Dataset listings of figures:
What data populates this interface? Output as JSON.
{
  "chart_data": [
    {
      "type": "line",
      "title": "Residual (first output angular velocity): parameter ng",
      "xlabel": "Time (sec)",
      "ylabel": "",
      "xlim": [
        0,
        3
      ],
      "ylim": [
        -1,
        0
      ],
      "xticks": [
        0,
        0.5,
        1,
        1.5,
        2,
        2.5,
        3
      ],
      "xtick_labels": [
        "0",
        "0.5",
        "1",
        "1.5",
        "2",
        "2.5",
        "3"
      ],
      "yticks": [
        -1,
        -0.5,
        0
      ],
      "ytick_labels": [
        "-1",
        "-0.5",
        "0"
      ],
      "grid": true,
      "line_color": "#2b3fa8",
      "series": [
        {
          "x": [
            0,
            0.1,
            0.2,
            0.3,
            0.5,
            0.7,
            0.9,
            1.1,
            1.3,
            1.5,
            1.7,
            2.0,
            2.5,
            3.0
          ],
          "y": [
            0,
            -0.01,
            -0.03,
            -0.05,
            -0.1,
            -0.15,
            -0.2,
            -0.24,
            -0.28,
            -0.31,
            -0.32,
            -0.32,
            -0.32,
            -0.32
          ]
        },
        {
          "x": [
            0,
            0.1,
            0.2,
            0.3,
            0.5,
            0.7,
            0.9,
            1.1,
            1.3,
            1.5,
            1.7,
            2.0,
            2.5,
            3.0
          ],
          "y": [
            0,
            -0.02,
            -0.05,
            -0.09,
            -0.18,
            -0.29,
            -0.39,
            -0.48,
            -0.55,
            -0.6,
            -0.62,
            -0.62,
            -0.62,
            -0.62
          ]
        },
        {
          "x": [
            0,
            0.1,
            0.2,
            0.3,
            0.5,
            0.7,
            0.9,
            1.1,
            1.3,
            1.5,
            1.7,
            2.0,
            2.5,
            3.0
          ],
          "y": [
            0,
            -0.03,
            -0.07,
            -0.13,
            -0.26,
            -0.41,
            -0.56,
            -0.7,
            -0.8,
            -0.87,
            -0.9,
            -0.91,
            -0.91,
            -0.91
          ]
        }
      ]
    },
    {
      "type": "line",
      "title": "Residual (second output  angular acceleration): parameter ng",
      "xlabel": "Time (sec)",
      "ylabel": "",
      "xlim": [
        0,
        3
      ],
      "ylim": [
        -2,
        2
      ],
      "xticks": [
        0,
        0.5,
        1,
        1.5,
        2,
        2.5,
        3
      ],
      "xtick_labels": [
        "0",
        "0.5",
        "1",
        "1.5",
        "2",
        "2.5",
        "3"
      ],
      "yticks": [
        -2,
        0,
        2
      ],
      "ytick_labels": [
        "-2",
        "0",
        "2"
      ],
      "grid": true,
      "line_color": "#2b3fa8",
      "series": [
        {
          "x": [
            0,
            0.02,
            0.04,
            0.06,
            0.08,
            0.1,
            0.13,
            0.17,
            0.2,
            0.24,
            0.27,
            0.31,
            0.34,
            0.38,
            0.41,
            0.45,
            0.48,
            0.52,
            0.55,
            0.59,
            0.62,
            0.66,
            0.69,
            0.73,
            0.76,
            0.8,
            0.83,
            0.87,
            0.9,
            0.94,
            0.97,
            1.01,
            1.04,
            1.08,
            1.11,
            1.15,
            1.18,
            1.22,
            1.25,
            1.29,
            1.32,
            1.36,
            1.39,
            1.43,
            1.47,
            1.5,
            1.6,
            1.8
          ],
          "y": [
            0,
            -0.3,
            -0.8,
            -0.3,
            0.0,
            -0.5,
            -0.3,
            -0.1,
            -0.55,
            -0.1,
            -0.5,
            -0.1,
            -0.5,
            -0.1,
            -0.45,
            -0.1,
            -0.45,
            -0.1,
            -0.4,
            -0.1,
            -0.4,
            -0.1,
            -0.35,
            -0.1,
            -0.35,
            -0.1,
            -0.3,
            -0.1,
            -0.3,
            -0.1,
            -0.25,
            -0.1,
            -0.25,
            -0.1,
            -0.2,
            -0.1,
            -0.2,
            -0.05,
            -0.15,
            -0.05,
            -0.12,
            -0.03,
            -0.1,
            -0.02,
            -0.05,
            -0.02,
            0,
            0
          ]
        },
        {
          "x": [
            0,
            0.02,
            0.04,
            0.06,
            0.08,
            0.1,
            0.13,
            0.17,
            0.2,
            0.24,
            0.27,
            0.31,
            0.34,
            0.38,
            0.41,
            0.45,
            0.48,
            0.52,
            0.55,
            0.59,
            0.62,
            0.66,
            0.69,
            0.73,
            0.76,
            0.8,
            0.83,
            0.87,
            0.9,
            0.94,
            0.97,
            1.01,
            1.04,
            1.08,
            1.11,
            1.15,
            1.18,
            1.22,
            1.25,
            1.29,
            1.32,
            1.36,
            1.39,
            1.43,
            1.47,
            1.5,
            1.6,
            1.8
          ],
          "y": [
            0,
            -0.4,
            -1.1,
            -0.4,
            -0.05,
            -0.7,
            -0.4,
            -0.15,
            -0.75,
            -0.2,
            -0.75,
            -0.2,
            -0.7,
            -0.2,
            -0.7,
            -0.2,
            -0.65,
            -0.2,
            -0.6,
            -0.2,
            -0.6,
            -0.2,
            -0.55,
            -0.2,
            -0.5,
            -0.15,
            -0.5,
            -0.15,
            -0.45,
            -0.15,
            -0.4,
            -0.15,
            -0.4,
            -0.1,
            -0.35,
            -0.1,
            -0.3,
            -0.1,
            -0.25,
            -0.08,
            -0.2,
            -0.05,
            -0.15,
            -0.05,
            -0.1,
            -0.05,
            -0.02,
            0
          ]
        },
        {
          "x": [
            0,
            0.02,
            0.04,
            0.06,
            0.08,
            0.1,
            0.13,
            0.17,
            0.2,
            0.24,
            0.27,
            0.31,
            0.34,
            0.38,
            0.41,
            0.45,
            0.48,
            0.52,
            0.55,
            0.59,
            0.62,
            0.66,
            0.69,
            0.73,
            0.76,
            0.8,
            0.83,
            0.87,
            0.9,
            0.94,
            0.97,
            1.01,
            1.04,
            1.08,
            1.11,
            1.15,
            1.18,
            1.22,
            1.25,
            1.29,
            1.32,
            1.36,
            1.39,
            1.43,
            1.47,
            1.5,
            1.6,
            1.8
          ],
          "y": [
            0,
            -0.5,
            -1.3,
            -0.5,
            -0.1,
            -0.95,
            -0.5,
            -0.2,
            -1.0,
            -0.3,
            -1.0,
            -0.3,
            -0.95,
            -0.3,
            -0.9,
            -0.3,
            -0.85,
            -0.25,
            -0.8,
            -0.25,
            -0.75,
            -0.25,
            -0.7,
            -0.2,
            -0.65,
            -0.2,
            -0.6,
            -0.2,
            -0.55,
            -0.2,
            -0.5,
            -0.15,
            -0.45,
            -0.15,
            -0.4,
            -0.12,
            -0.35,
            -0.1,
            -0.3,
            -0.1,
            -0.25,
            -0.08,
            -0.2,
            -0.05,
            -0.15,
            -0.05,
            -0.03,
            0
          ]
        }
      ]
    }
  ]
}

* * *

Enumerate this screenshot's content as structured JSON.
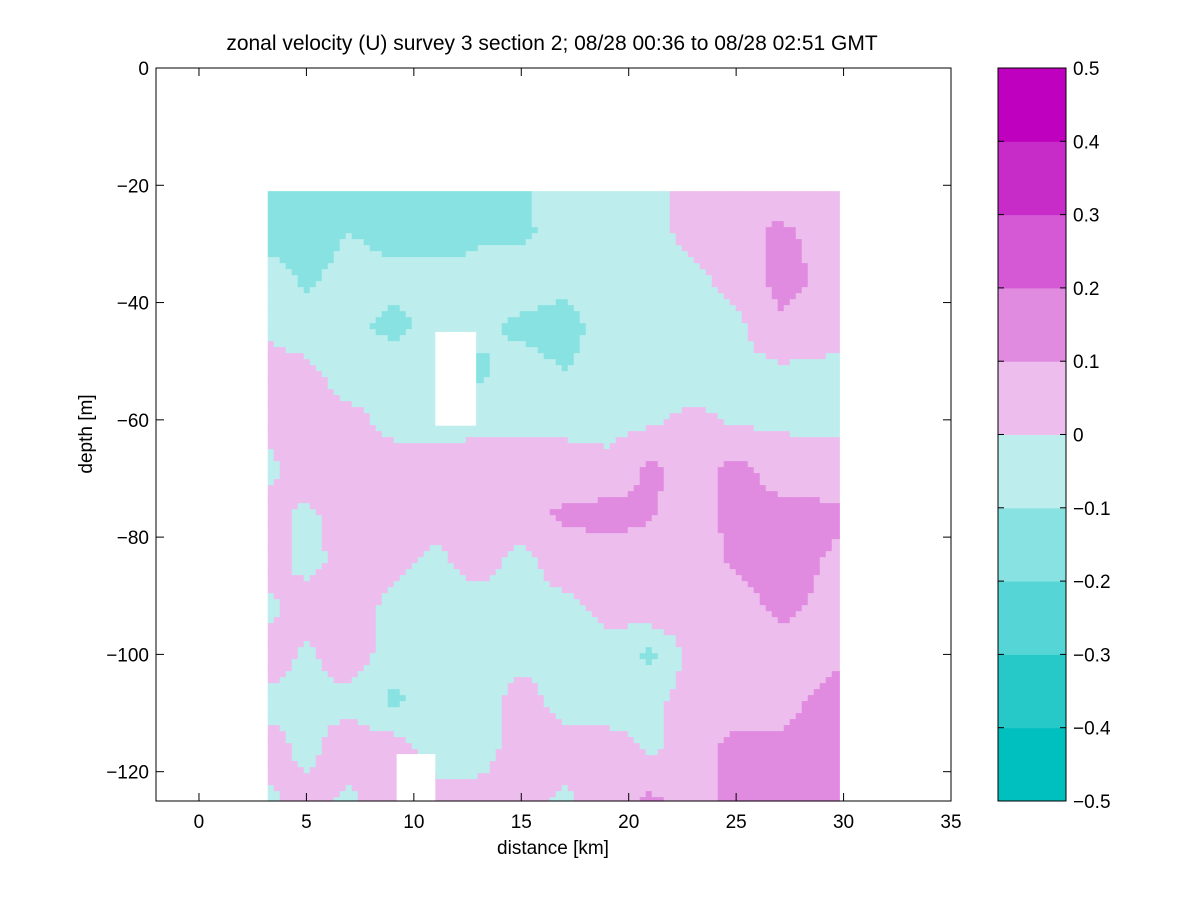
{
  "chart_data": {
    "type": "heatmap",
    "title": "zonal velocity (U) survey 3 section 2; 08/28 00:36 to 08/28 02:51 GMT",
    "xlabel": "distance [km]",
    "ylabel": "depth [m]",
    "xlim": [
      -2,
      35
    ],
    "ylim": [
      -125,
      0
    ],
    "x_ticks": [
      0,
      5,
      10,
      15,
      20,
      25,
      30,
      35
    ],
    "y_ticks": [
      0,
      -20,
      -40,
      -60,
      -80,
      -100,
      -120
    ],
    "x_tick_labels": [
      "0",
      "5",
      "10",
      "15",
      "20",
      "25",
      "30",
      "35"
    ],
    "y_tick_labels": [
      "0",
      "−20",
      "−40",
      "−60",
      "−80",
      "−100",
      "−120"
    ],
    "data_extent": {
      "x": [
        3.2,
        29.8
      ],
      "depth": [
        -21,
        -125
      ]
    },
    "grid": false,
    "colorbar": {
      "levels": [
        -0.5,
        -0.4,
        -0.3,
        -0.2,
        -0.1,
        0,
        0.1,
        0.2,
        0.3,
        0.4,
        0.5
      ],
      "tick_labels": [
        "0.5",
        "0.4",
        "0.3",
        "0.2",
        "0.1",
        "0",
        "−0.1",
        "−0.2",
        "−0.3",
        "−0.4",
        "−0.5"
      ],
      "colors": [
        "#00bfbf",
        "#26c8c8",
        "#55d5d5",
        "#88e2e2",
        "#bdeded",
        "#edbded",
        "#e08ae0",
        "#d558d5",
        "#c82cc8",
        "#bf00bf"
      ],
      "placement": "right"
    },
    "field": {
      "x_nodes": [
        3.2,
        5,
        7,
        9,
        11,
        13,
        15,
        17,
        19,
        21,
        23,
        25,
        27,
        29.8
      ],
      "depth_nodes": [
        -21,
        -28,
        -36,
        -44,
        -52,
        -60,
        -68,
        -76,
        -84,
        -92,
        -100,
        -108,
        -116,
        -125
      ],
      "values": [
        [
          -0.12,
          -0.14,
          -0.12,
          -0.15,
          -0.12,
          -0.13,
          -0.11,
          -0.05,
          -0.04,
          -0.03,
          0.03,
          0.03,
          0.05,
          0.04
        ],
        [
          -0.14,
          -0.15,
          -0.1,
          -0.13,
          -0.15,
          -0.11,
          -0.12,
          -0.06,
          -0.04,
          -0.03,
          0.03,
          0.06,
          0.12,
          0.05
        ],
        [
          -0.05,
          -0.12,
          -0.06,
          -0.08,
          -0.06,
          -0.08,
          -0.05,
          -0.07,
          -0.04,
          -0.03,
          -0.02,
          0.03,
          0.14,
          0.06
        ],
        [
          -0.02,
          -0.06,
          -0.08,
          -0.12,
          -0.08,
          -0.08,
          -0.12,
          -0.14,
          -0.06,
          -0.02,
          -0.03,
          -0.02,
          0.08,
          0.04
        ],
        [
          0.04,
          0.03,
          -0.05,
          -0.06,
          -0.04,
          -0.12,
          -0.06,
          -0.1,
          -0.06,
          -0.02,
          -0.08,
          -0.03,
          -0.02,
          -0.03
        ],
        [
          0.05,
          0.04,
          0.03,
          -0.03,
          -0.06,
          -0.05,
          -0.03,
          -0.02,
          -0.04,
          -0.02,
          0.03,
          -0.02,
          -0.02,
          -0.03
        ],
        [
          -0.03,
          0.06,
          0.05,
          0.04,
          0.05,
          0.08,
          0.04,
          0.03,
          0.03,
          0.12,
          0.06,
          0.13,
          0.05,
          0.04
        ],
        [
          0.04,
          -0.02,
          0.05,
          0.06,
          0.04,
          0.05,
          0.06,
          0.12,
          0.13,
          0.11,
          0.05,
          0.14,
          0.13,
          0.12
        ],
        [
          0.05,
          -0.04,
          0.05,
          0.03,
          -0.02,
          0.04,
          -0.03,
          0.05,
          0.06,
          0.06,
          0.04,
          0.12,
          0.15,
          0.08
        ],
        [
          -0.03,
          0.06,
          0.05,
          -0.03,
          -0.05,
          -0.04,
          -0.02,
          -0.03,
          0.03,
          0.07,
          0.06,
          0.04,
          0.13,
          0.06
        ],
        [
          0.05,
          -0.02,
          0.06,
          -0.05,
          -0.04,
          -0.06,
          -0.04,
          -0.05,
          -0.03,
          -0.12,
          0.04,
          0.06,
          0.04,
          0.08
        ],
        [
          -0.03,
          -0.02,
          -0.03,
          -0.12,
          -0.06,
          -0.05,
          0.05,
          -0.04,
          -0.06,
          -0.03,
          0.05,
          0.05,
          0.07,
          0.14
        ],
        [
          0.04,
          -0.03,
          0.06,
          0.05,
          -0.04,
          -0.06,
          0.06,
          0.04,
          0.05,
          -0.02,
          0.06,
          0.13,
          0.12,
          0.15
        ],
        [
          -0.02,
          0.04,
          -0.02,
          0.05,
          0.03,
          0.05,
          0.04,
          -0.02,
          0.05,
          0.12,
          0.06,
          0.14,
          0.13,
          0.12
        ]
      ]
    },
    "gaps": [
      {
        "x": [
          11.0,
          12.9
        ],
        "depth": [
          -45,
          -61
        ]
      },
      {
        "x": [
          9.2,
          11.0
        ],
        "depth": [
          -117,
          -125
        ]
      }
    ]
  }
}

---

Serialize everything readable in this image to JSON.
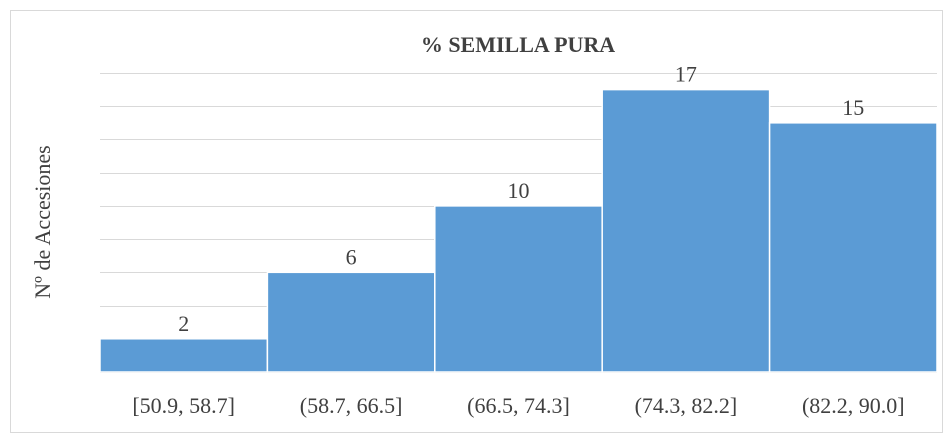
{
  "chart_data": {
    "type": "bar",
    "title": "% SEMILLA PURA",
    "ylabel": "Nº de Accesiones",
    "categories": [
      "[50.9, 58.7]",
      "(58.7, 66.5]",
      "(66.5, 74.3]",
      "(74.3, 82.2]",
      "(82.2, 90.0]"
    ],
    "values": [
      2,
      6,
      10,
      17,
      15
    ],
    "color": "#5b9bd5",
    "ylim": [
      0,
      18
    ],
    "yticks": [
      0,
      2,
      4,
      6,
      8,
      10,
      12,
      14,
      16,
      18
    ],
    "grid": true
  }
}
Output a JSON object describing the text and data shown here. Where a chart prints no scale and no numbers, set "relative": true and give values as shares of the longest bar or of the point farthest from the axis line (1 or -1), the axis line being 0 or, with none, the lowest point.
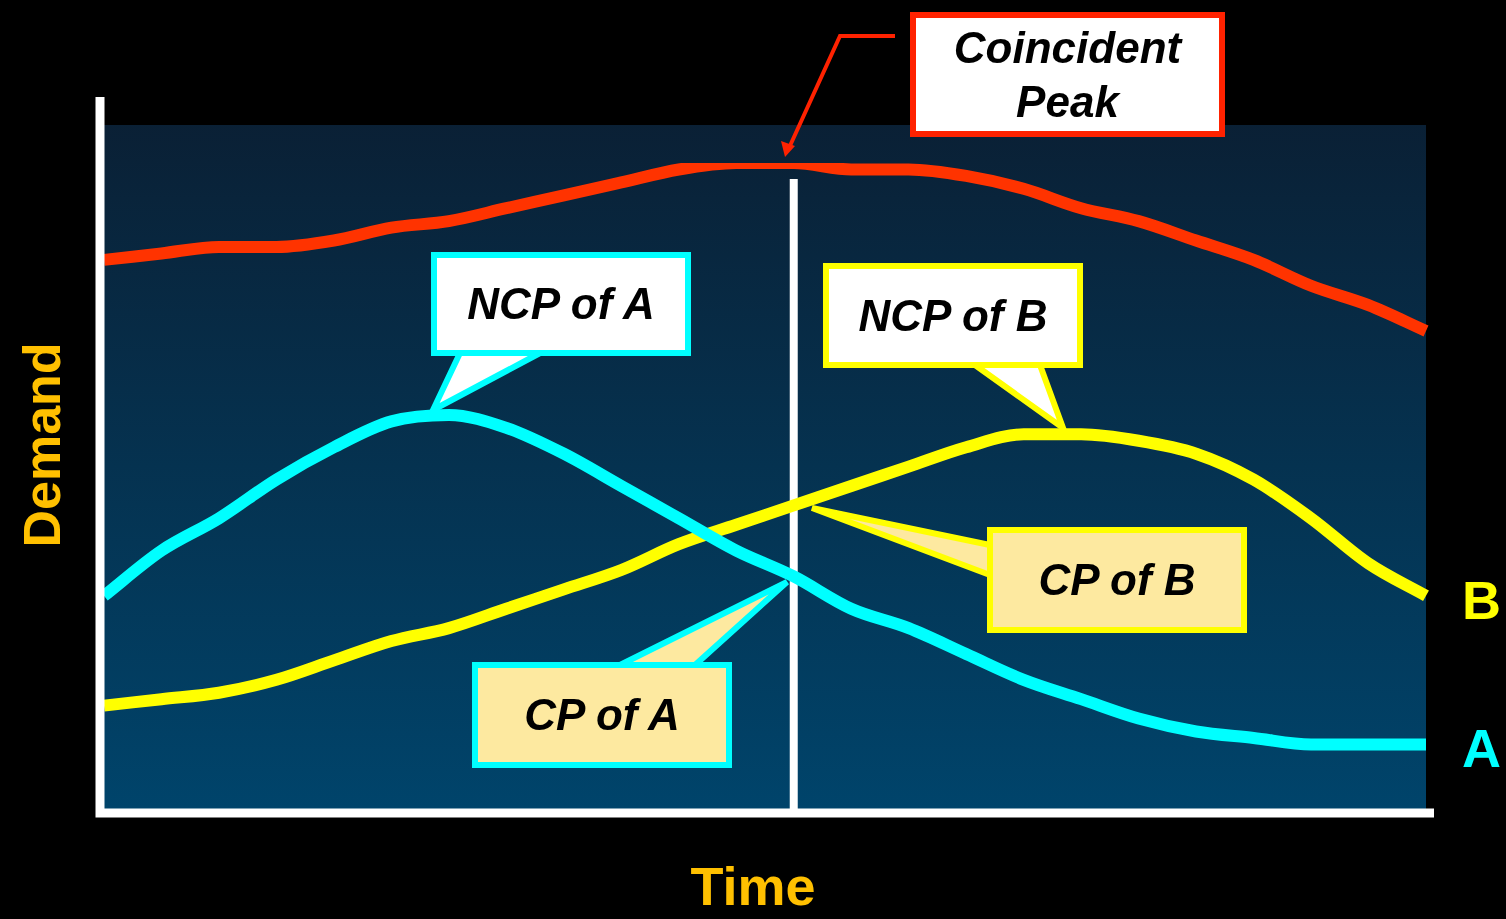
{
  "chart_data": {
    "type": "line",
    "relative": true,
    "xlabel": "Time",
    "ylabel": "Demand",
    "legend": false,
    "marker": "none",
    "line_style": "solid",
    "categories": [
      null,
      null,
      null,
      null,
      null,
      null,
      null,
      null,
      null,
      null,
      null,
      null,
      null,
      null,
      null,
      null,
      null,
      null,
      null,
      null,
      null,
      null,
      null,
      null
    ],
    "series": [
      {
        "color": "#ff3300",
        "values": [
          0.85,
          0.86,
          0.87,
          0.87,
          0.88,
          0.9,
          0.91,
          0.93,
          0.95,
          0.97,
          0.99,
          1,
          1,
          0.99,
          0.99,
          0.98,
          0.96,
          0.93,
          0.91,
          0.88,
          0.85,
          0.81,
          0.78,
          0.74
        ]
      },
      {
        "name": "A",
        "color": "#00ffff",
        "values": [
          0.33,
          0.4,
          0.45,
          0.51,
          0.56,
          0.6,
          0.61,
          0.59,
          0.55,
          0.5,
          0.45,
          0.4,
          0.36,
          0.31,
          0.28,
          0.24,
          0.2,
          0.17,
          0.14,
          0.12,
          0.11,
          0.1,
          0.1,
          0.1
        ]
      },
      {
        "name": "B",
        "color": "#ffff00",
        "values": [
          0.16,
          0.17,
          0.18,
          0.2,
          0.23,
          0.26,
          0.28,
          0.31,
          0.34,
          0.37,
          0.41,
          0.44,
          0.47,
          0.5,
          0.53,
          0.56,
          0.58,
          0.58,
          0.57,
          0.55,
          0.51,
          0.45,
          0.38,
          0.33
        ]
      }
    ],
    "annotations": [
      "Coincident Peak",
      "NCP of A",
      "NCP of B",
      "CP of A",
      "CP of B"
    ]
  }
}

What you are asked to do: From the listing above, collect every line that mentions the word "parameter".

Written response:
      "title": "Residual (first output angular velocity): parameter ng",
      "title": "Residual (second output  angular acceleration): parameter ng",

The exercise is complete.